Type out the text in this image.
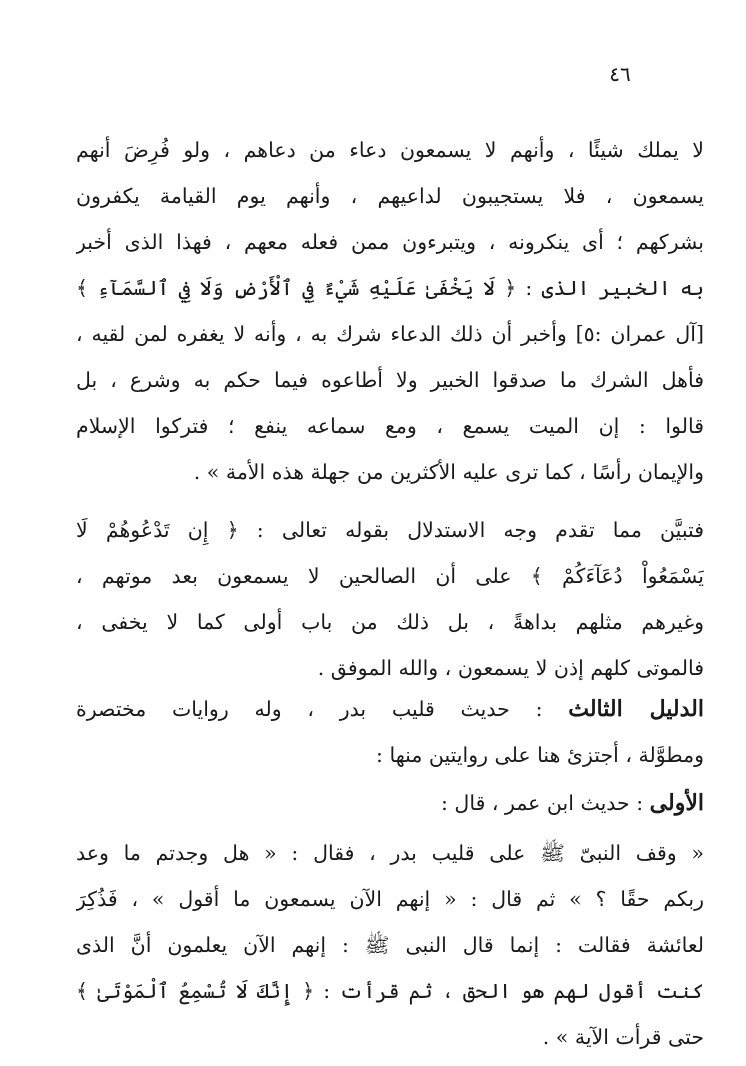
٤٦
لا يملك شيئًا ، وأنهم لا يسمعون دعاء من دعاهم ، ولو فُرِضَ أنهم
يسمعون ، فلا يستجيبون لداعيهم ، وأنهم يوم القيامة يكفرون
بشركهم ؛ أى ينكرونه ، ويتبرءون ممن فعله معهم ، فهذا الذى أخبر
به الخبير الذى : ﴿ لَا يَخْفَىٰ عَلَيْهِ شَيْءٌ فِي ٱلْأَرْضِ وَلَا فِي ٱلسَّمَآءِ ﴾
[آل عمران :٥] وأخبر أن ذلك الدعاء شرك به ، وأنه لا يغفره لمن لقيه ،
فأهل الشرك ما صدقوا الخبير ولا أطاعوه فيما حكم به وشرع ، بل
قالوا : إن الميت يسمع ، ومع سماعه ينفع ؛ فتركوا الإسلام
والإيمان رأسًا ، كما ترى عليه الأكثرين من جهلة هذه الأمة » .
فتبيَّن مما تقدم وجه الاستدلال بقوله تعالى : ﴿ إِن تَدْعُوهُمْ لَا
يَسْمَعُواْ دُعَآءَكُمْ ﴾ على أن الصالحين لا يسمعون بعد موتهم ،
وغيرهم مثلهم بداهةً ، بل ذلك من باب أولى كما لا يخفى ،
فالموتى كلهم إذن لا يسمعون ، والله الموفق .
الدليل الثالث : حديث قليب بدر ، وله روايات مختصرة
ومطوَّلة ، أجتزئ هنا على روايتين منها :
الأولى : حديث ابن عمر ، قال :
« وقف النبىّ ﷺ على قليب بدر ، فقال : « هل وجدتم ما وعد
ربكم حقًا ؟ » ثم قال : « إنهم الآن يسمعون ما أقول » ، فَذُكِرَ
لعائشة فقالت : إنما قال النبى ﷺ : إنهم الآن يعلمون أنَّ الذى
كنت أقول لهم هو الحق ، ثم قرأت : ﴿ إِنَّكَ لَا تُسْمِعُ ٱلْمَوْتَىٰ ﴾
حتى قرأت الآية » .
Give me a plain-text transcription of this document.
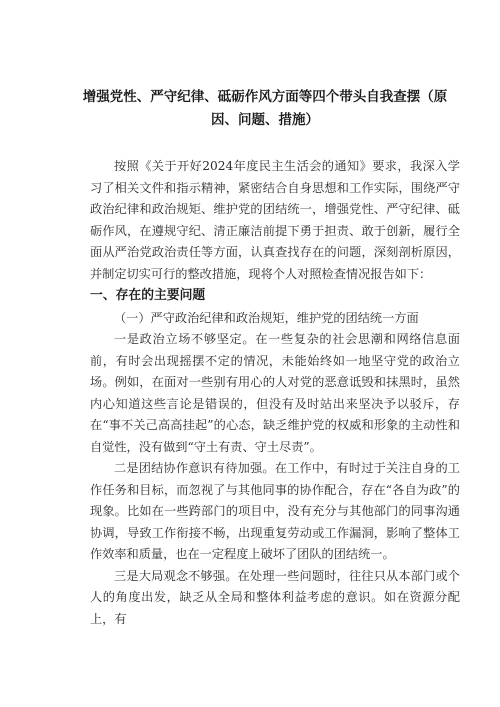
增强党性、严守纪律、砥砺作风方面等四个带头自我查摆（原因、问题、措施）

按照《关于开好2024年度民主生活会的通知》要求，我深入学习了相关文件和指示精神，紧密结合自身思想和工作实际，围绕严守政治纪律和政治规矩、维护党的团结统一，增强党性、严守纪律、砥砺作风，在遵规守纪、清正廉洁前提下勇于担责、敢于创新，履行全面从严治党政治责任等方面，认真查找存在的问题，深刻剖析原因，并制定切实可行的整改措施，现将个人对照检查情况报告如下：

一、存在的主要问题

（一）严守政治纪律和政治规矩，维护党的团结统一方面

一是政治立场不够坚定。在一些复杂的社会思潮和网络信息面前，有时会出现摇摆不定的情况，未能始终如一地坚守党的政治立场。例如，在面对一些别有用心的人对党的恶意诋毁和抹黑时，虽然内心知道这些言论是错误的，但没有及时站出来坚决予以驳斥，存在“事不关己高高挂起”的心态，缺乏维护党的权威和形象的主动性和自觉性，没有做到“守土有责、守土尽责”。

二是团结协作意识有待加强。在工作中，有时过于关注自身的工作任务和目标，而忽视了与其他同事的协作配合，存在“各自为政”的现象。比如在一些跨部门的项目中，没有充分与其他部门的同事沟通协调，导致工作衔接不畅，出现重复劳动或工作漏洞，影响了整体工作效率和质量，也在一定程度上破坏了团队的团结统一。

三是大局观念不够强。在处理一些问题时，往往只从本部门或个人的角度出发，缺乏从全局和整体利益考虑的意识。如在资源分配上，有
..............................
### [Request]
Set out every line from the material that contains the string "يسمعون".

### [Answer to this task]
لا يملك شيئًا ، وأنهم لا يسمعون دعاء من دعاهم ، ولو فُرِضَ أنهم
يسمعون ، فلا يستجيبون لداعيهم ، وأنهم يوم القيامة يكفرون
يَسْمَعُواْ دُعَآءَكُمْ ﴾ على أن الصالحين لا يسمعون بعد موتهم ،
فالموتى كلهم إذن لا يسمعون ، والله الموفق .
ربكم حقًا ؟ » ثم قال : « إنهم الآن يسمعون ما أقول » ، فَذُكِرَ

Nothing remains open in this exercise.